[Saved entries]
——
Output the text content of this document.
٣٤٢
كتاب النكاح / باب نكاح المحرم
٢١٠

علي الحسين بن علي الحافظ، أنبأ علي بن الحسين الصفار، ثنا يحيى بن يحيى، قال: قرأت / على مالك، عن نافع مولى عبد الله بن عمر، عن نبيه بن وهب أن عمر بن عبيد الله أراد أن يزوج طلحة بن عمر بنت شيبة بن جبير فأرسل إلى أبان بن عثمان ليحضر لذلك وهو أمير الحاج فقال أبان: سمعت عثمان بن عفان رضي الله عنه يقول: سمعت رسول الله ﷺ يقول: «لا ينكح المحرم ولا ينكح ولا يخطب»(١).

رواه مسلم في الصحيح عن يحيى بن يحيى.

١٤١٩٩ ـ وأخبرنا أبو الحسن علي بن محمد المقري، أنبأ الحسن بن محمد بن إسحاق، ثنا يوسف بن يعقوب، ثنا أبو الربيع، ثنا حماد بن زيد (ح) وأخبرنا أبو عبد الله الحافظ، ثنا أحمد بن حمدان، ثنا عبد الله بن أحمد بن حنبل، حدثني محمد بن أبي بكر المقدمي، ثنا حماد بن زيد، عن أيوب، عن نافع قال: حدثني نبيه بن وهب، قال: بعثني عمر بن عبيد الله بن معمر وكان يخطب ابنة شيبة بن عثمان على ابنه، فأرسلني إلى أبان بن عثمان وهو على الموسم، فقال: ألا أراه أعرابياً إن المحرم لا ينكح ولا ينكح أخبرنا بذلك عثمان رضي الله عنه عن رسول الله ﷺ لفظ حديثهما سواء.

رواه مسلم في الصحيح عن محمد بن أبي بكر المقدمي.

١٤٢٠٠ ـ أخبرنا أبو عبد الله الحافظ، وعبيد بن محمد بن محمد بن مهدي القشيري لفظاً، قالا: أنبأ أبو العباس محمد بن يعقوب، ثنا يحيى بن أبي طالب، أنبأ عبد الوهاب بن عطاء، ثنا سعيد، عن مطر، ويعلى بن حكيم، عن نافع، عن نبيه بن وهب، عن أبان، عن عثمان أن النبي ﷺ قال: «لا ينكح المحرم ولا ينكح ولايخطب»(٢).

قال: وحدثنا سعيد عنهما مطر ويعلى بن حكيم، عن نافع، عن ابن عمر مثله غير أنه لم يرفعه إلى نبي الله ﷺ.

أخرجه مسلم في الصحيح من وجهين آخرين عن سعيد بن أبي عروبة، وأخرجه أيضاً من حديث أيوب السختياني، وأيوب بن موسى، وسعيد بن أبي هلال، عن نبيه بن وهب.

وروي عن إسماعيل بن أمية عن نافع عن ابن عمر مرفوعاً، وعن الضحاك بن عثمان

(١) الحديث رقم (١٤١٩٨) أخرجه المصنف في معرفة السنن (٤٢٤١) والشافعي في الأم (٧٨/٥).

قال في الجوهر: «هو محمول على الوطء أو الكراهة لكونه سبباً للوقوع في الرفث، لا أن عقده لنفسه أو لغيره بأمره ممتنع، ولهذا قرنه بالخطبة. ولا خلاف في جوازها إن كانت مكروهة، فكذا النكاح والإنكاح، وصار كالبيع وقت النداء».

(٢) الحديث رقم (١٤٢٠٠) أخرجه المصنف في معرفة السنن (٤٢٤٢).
——
Track down all lines above with the string "أنبأ" and copy them.

علي الحسين بن علي الحافظ، أنبأ علي بن الحسين الصفار، ثنا يحيى بن يحيى، قال: قرأت / على مالك، عن نافع مولى عبد الله بن عمر، عن نبيه بن وهب أن عمر بن عبيد الله أراد أن يزوج طلحة بن عمر بنت شيبة بن جبير فأرسل إلى أبان بن عثمان ليحضر لذلك وهو أمير الحاج فقال أبان: سمعت عثمان بن عفان رضي الله عنه يقول: سمعت رسول الله ﷺ يقول: «لا ينكح المحرم ولا ينكح ولا يخطب»(١).
١٤١٩٩ ـ وأخبرنا أبو الحسن علي بن محمد المقري، أنبأ الحسن بن محمد بن إسحاق، ثنا يوسف بن يعقوب، ثنا أبو الربيع، ثنا حماد بن زيد (ح) وأخبرنا أبو عبد الله الحافظ، ثنا أحمد بن حمدان، ثنا عبد الله بن أحمد بن حنبل، حدثني محمد بن أبي بكر المقدمي، ثنا حماد بن زيد، عن أيوب، عن نافع قال: حدثني نبيه بن وهب، قال: بعثني عمر بن عبيد الله بن معمر وكان يخطب ابنة شيبة بن عثمان على ابنه، فأرسلني إلى أبان بن عثمان وهو على الموسم، فقال: ألا أراه أعرابياً إن المحرم لا ينكح ولا ينكح أخبرنا بذلك عثمان رضي الله عنه عن رسول الله ﷺ لفظ حديثهما سواء.
١٤٢٠٠ ـ أخبرنا أبو عبد الله الحافظ، وعبيد بن محمد بن محمد بن مهدي القشيري لفظاً، قالا: أنبأ أبو العباس محمد بن يعقوب، ثنا يحيى بن أبي طالب، أنبأ عبد الوهاب بن عطاء، ثنا سعيد، عن مطر، ويعلى بن حكيم، عن نافع، عن نبيه بن وهب، عن أبان، عن عثمان أن النبي ﷺ قال: «لا ينكح المحرم ولا ينكح ولايخطب»(٢).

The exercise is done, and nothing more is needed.